▶ REQUIRED TASK:
Write out each entry again. Keep every word exactly as it is.

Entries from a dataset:

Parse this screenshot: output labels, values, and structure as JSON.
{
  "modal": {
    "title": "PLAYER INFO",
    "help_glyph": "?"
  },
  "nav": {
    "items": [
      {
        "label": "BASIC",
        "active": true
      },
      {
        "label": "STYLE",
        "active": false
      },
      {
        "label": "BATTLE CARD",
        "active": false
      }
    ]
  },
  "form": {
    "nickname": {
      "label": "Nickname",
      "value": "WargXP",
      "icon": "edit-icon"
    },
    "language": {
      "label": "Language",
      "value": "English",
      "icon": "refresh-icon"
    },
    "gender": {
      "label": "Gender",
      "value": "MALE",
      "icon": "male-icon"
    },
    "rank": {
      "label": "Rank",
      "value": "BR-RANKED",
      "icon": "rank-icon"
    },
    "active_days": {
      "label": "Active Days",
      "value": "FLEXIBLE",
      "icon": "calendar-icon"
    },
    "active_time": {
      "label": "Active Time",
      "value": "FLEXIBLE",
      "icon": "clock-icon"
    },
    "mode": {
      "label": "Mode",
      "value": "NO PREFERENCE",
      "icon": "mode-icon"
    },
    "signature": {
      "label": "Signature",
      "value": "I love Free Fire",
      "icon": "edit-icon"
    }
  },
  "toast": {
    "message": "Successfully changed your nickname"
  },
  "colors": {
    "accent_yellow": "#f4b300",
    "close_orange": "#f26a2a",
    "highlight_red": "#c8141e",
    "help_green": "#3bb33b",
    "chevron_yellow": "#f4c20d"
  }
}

▶ WRITTEN RESPONSE:
Parse this screenshot: output labels, values, and structure as JSON.
{
  "modal": {
    "title": "PLAYER INFO",
    "help_glyph": "?"
  },
  "nav": {
    "items": [
      {
        "label": "BASIC",
        "active": true
      },
      {
        "label": "STYLE",
        "active": false
      },
      {
        "label": "BATTLE CARD",
        "active": false
      }
    ]
  },
  "form": {
    "nickname": {
      "label": "Nickname",
      "value": "WargXP",
      "icon": "edit-icon"
    },
    "language": {
      "label": "Language",
      "value": "English",
      "icon": "refresh-icon"
    },
    "gender": {
      "label": "Gender",
      "value": "MALE",
      "icon": "male-icon"
    },
    "rank": {
      "label": "Rank",
      "value": "BR-RANKED",
      "icon": "rank-icon"
    },
    "active_days": {
      "label": "Active Days",
      "value": "FLEXIBLE",
      "icon": "calendar-icon"
    },
    "active_time": {
      "label": "Active Time",
      "value": "FLEXIBLE",
      "icon": "clock-icon"
    },
    "mode": {
      "label": "Mode",
      "value": "NO PREFERENCE",
      "icon": "mode-icon"
    },
    "signature": {
      "label": "Signature",
      "value": "I love Free Fire",
      "icon": "edit-icon"
    }
  },
  "toast": {
    "message": "Successfully changed your nickname"
  },
  "colors": {
    "accent_yellow": "#f4b300",
    "close_orange": "#f26a2a",
    "highlight_red": "#c8141e",
    "help_green": "#3bb33b",
    "chevron_yellow": "#f4c20d"
  }
}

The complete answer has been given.